• CONSIGNE 1
D'après le texte sur le désarmement de l'ETA, combien d'armes les huit caches recelaient-elles ?
• CONSIGNE 2
Reprenez le texte sur le désarmement de l'ETA à la suite de sa dernière phrase.

• TEXTE À LIRE
Samedi 8 avril 2017, 7 h 55, instant historique : les Artisans de la Paix annoncent avoir remis à la police française les coordonnées de huit caches de l’ETA, dans les Pyrénées-Atlantiques et d’autres départements du Sud-Ouest, recelant 120 armes, près de trois tonnes d’explosifs et des milliers de munitions. Il s’agit de l’intégralité de l’arsenal de l’organisation séparatiste, qui a renoncé à la lutte armée en 2011.

Par cette courte dépêche, ce collectif de la société civile basque vient « d’officialiser » le désarmement de l’ETA par ses bons soins, une opération que les gouvernements espagnol et français se refusaient d’engager depuis six ans, bloquant tout processus d’apaisement et de résolution de nombreux dossiers en souffrance – les conditions de détention des prisonniers, les mesures frappant les exilés, la reconnaissance de toutes les victimes, les réparations, l’engagement d’un processus de justice « transitionnelle » pour la vérité et la réconciliation au sein de la société basque, etc.

Conférence de presse à la mairie de Bayonne. « Depuis six ans, nous sommes nombreux à avoir attendu ce moment historique », salue le maire Jean-René Etchegaray (UDI), également président de la communauté d’agglomération du Pays basque (qui en rassemble toutes les communes), très impliqué depuis des semaines dans sa facilitation technique et politique. « La société civile a permis de lever un blocage si important qu’il empêchait la construction d’une paix durable dans le Pays basque. Mais ce sont toutes les composantes de la société qui ont été parties prenantes – autorités civiles et religieuses, aux niveaux local et national. »

(Une série d'entrées)
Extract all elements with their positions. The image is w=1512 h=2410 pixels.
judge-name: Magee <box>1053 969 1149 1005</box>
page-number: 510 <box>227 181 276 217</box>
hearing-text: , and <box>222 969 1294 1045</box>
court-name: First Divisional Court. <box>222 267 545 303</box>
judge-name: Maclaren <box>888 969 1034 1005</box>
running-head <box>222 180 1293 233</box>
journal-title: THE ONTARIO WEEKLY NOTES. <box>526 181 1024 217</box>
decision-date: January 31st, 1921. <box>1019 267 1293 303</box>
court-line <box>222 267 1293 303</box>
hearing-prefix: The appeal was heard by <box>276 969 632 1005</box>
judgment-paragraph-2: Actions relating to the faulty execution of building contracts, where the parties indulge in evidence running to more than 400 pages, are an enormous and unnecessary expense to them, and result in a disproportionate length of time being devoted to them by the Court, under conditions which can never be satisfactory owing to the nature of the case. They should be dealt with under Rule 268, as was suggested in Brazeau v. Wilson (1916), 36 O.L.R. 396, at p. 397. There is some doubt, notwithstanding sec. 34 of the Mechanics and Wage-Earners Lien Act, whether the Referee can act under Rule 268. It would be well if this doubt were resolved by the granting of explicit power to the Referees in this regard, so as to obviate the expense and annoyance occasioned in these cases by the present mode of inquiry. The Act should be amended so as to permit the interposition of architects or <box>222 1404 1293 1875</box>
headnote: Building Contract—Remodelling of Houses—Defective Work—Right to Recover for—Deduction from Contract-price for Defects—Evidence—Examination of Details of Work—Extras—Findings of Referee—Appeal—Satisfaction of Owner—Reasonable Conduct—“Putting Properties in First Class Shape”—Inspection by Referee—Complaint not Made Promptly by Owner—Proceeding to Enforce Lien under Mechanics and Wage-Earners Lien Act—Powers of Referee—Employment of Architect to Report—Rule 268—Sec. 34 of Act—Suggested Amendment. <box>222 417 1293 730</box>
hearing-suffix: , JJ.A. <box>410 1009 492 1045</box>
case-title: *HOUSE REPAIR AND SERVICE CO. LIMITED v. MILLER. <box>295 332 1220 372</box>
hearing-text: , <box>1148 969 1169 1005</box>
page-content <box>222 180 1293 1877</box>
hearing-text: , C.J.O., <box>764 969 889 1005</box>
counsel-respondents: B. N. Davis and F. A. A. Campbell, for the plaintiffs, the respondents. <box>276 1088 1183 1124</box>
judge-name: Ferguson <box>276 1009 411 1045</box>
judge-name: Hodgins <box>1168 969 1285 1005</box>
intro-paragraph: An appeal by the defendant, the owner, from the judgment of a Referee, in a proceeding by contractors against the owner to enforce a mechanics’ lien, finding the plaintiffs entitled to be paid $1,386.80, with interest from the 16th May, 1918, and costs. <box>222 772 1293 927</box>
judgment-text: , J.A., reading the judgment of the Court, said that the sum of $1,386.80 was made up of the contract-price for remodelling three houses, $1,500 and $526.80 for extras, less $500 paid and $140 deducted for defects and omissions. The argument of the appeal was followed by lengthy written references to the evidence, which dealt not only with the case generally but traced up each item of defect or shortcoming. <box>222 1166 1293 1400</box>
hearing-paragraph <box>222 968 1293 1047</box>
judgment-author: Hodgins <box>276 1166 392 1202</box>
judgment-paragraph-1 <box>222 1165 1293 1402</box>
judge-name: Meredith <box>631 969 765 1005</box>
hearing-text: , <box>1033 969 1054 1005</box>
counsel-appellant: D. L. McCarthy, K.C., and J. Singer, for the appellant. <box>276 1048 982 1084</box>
==
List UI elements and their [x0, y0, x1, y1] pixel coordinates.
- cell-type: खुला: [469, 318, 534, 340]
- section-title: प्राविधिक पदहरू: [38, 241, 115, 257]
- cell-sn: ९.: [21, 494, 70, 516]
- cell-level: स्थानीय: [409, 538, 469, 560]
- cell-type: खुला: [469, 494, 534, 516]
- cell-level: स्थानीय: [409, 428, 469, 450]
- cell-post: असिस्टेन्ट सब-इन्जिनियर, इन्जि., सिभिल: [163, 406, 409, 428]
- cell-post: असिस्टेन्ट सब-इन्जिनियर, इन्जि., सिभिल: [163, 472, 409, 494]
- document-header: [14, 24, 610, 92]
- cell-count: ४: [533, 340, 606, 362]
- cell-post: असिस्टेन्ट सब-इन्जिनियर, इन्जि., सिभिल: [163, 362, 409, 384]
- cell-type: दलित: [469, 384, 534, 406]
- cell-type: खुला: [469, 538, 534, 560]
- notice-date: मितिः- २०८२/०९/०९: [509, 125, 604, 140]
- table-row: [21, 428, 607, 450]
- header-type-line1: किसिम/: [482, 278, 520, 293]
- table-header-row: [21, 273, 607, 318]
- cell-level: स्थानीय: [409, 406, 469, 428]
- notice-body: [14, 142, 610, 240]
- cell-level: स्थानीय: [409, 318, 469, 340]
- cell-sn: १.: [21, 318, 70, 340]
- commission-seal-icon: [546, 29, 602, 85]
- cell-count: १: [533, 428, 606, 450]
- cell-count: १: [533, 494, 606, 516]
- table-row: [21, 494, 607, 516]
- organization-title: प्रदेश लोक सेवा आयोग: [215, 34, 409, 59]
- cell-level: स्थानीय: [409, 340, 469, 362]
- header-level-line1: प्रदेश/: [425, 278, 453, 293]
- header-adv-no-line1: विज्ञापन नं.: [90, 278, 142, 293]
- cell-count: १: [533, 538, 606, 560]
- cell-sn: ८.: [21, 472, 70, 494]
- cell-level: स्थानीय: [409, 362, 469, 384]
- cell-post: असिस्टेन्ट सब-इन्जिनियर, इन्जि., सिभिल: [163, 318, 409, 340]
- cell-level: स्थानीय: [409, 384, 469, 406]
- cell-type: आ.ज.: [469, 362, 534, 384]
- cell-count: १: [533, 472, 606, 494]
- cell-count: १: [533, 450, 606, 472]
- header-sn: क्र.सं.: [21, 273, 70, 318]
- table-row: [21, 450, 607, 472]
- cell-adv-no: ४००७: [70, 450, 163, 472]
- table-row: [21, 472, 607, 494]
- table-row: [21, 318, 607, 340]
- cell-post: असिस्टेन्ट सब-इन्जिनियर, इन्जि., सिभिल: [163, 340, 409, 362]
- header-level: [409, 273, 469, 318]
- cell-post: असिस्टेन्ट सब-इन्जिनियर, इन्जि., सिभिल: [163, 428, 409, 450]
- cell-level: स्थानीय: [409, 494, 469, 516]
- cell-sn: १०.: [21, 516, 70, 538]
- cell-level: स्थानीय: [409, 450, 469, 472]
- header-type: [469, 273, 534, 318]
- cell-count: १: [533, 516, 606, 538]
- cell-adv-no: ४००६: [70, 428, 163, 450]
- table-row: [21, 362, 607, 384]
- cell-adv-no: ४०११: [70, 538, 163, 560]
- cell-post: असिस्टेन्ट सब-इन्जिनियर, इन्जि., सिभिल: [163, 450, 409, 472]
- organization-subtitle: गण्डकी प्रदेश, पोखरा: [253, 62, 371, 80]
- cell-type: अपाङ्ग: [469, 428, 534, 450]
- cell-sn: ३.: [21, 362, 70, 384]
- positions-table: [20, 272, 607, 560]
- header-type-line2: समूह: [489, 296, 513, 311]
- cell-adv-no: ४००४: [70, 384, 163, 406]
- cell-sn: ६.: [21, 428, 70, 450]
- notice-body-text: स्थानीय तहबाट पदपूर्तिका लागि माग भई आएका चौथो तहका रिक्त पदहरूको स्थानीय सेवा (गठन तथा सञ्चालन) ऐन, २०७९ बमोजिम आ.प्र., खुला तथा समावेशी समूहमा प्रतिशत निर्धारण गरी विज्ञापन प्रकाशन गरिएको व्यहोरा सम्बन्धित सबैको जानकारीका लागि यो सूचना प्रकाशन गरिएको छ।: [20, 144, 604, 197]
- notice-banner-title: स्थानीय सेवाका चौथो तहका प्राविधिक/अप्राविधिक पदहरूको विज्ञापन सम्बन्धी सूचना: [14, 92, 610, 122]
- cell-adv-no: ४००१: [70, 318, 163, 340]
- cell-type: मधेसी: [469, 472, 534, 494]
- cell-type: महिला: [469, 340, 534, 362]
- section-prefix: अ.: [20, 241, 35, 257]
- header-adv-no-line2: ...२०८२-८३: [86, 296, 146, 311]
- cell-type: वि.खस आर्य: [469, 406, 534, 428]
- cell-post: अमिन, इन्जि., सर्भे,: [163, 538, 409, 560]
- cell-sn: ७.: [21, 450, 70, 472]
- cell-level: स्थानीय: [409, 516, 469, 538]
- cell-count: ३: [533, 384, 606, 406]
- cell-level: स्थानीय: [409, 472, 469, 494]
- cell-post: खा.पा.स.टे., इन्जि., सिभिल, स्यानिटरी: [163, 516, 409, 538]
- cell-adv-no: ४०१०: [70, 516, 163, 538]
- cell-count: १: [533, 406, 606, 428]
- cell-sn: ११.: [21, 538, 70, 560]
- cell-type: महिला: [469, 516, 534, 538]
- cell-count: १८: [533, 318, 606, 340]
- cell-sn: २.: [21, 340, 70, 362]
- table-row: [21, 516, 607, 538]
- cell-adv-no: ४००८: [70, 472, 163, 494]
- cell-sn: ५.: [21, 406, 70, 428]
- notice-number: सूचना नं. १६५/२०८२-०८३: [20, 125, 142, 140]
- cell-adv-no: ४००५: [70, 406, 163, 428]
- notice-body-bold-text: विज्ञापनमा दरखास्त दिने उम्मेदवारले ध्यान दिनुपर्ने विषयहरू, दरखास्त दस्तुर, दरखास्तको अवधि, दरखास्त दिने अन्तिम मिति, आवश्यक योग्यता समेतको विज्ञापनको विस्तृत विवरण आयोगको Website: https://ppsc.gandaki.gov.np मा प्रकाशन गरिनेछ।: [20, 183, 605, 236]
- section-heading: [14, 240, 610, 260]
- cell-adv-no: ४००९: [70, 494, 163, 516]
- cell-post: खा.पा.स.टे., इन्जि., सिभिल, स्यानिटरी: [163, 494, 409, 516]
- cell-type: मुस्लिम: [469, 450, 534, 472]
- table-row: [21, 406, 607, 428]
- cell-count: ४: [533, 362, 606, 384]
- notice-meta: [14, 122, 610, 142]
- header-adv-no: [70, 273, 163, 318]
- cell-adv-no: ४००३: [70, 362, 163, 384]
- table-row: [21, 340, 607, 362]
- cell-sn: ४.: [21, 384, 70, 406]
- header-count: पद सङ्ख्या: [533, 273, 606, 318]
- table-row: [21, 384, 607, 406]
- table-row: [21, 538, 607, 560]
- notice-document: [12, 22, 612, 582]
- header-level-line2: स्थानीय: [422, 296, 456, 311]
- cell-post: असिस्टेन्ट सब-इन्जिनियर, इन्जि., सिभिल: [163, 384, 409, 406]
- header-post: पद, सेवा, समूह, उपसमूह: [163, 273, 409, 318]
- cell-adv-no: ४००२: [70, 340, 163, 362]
* * *
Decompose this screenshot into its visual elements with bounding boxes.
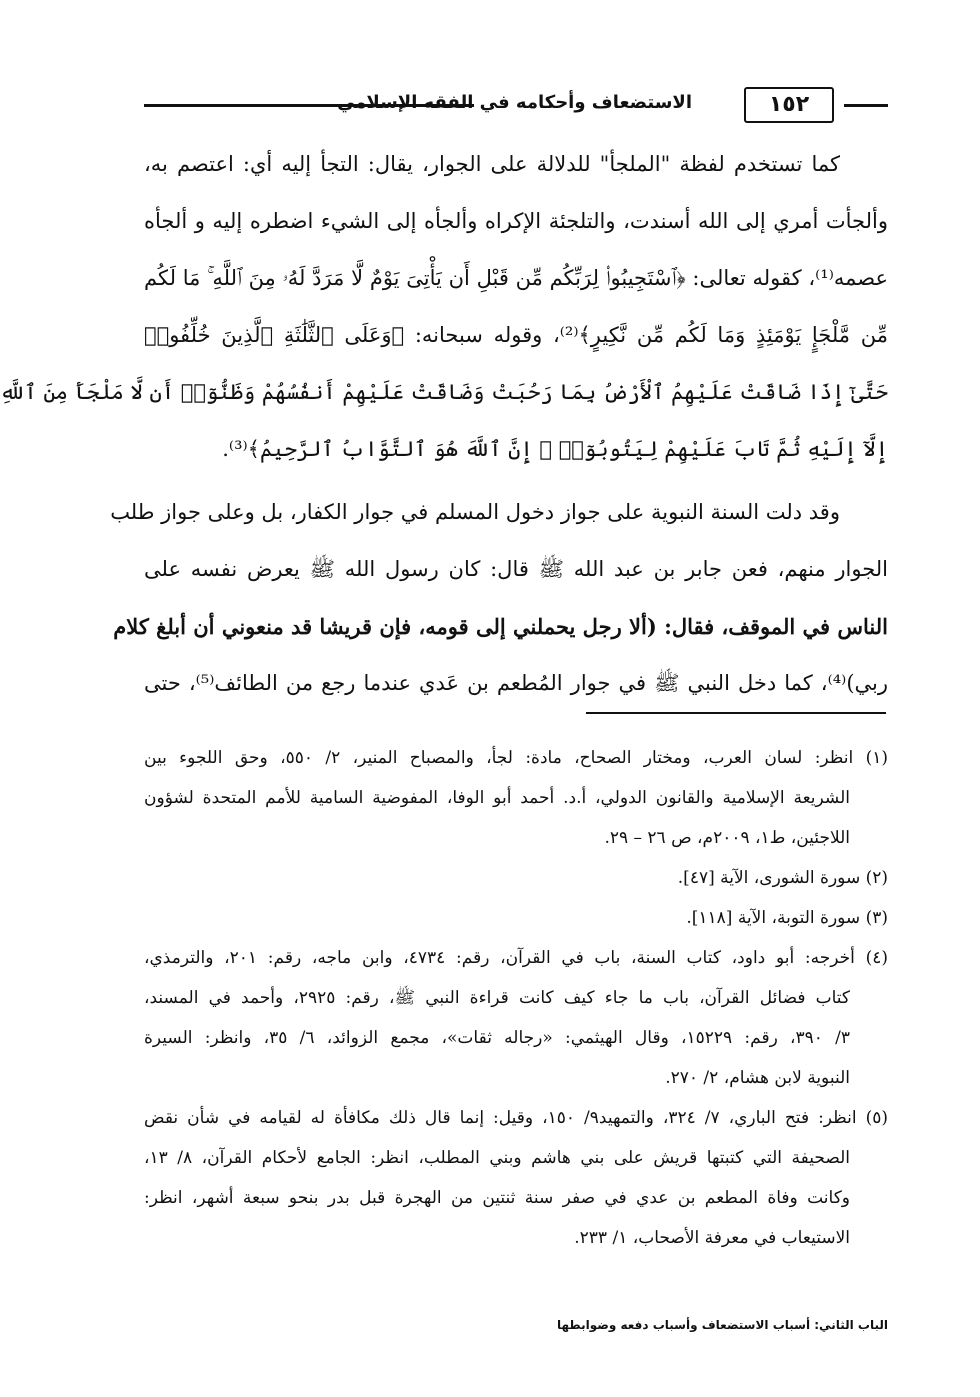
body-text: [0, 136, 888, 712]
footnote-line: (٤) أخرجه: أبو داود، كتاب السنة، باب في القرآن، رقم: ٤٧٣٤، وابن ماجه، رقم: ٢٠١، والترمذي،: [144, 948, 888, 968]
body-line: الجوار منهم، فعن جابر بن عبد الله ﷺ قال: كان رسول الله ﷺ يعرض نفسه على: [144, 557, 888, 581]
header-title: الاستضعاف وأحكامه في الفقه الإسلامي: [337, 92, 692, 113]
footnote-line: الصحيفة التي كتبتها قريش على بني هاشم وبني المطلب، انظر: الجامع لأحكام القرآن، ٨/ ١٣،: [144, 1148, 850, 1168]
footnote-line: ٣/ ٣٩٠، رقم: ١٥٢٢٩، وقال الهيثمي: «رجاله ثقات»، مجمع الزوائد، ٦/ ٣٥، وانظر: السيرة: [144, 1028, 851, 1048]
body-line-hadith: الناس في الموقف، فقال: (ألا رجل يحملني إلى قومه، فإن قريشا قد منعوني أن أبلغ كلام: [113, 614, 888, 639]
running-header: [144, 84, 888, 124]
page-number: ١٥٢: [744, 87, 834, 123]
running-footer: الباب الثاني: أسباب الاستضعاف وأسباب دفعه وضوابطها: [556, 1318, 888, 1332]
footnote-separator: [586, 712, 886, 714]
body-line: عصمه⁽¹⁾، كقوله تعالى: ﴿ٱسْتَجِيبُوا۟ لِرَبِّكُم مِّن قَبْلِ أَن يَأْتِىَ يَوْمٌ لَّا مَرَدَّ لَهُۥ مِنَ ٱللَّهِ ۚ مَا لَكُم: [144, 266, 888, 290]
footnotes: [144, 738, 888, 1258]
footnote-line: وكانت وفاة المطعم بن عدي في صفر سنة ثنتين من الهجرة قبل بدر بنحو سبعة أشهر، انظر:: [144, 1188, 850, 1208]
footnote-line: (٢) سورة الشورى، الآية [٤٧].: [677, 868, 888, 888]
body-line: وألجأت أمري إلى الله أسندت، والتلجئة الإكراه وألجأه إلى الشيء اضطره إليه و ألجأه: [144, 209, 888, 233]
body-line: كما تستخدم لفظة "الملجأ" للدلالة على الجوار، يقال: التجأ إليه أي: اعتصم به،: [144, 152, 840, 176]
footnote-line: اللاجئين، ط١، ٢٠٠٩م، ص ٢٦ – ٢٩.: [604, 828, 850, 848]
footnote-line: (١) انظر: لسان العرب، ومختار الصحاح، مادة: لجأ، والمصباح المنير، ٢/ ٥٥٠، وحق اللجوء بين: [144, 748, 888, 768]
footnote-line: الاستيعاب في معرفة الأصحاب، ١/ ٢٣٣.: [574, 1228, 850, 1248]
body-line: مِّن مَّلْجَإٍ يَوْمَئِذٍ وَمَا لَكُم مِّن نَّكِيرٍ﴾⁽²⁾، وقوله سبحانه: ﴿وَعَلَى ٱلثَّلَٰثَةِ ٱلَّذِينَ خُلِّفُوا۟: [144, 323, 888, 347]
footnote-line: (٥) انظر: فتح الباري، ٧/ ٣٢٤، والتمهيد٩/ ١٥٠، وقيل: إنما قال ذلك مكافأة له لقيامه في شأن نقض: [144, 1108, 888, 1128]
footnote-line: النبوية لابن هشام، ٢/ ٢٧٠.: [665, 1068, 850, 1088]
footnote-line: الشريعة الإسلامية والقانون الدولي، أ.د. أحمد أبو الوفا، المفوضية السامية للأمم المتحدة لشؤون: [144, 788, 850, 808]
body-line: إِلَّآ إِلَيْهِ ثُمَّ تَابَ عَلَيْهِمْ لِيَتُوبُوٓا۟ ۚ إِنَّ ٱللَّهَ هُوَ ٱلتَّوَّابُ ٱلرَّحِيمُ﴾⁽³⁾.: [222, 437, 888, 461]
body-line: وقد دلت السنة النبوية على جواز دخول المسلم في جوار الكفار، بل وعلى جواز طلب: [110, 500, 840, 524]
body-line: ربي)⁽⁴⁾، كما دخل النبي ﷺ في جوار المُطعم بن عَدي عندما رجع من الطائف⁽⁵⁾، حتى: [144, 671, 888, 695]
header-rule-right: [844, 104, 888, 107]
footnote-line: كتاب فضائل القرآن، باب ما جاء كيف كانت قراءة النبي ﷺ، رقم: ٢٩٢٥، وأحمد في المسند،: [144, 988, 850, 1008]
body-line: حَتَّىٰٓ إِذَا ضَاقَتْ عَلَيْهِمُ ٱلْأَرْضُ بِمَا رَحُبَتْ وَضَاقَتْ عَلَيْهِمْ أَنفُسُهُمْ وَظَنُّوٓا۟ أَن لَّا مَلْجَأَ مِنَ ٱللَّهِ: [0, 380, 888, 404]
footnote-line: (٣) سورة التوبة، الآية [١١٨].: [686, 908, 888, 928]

• RÉPONSE 1
Les caches recelaient 120 armes.

• RÉPONSE 2
© Politis

172 observateurs de la société civile

À la tribune, Matteo Zappi, archevêque de Bologne, le révérend Harold Good, qui fut très actif dans le désarmement de l’IRA en Irlande, Txetx Etcheverry, l’une des figures principales des Artisans de la Paix, ainsi que le Sri-Lankais Ram Manikkalingam, coordinateur de la Commission internationale de vérification (CIV), qui a contrôlé depuis six ans la sincérité des engagements pris par l’ETA — arrêt de la violence armée, inventaire de l’arsenal, pose de scellés dans des caches. Il se montre « très satisfait » : « Ce qui s’effectue aujourd’hui constitue pour nous le désarmement effectif de l’ETA. Alors que les deux États concernés, Espagne et France, n’ont eu de cesse de refuser d’engager ce processus, nous assistons aujourd’hui à la naissance d’un nouveau modèle de désarmement et de vérification organisé par des associations, des syndicats, des politiques locaux, des collectifs d’entreprises. »

La CIV a également joué les intermédiaires pour les Artisans de la Paix, afin de remettre les coordonnées des caches aux autorités françaises, qui ont refusé d’articuler leur intervention avec les militants. Sur les huit sites, 172 observateurs de la société civile avaient été postés, avec pour mission d’attendre que la police ait pris les armes en charge. Il avait auparavant été négocié qu’ils ne soient pas arrêtés, pour complicité avec l’ETA par exemple – l’ensemble de l’opération a un caractère illégal.

Le ministère de l’Intérieur prend acte

Les autorités de la Navarre et du Pays basque espagnol étaient d’ailleurs absentes à l’heure des déclarations politiques, à Bayonne. « Elles manifestent leur méfiance envers la société civile », regrette Michel Berhocoirigoin, autre figure des Artisans de la Paix. « Mais la porte reste ouverte à tout moment », ajoute Michel Tubiana, président d’honneur de la Ligue des droits de l’homme, qui a été impliqué, comme Michel Berhocoirigoin et Txetx Etcheverry entre autres, dans l’opération « test » de désarmement organisée le 16 décembre dernier à Louhossoa (Pyrénées-Atlantiques), point de départ de cette journée du 8 avril.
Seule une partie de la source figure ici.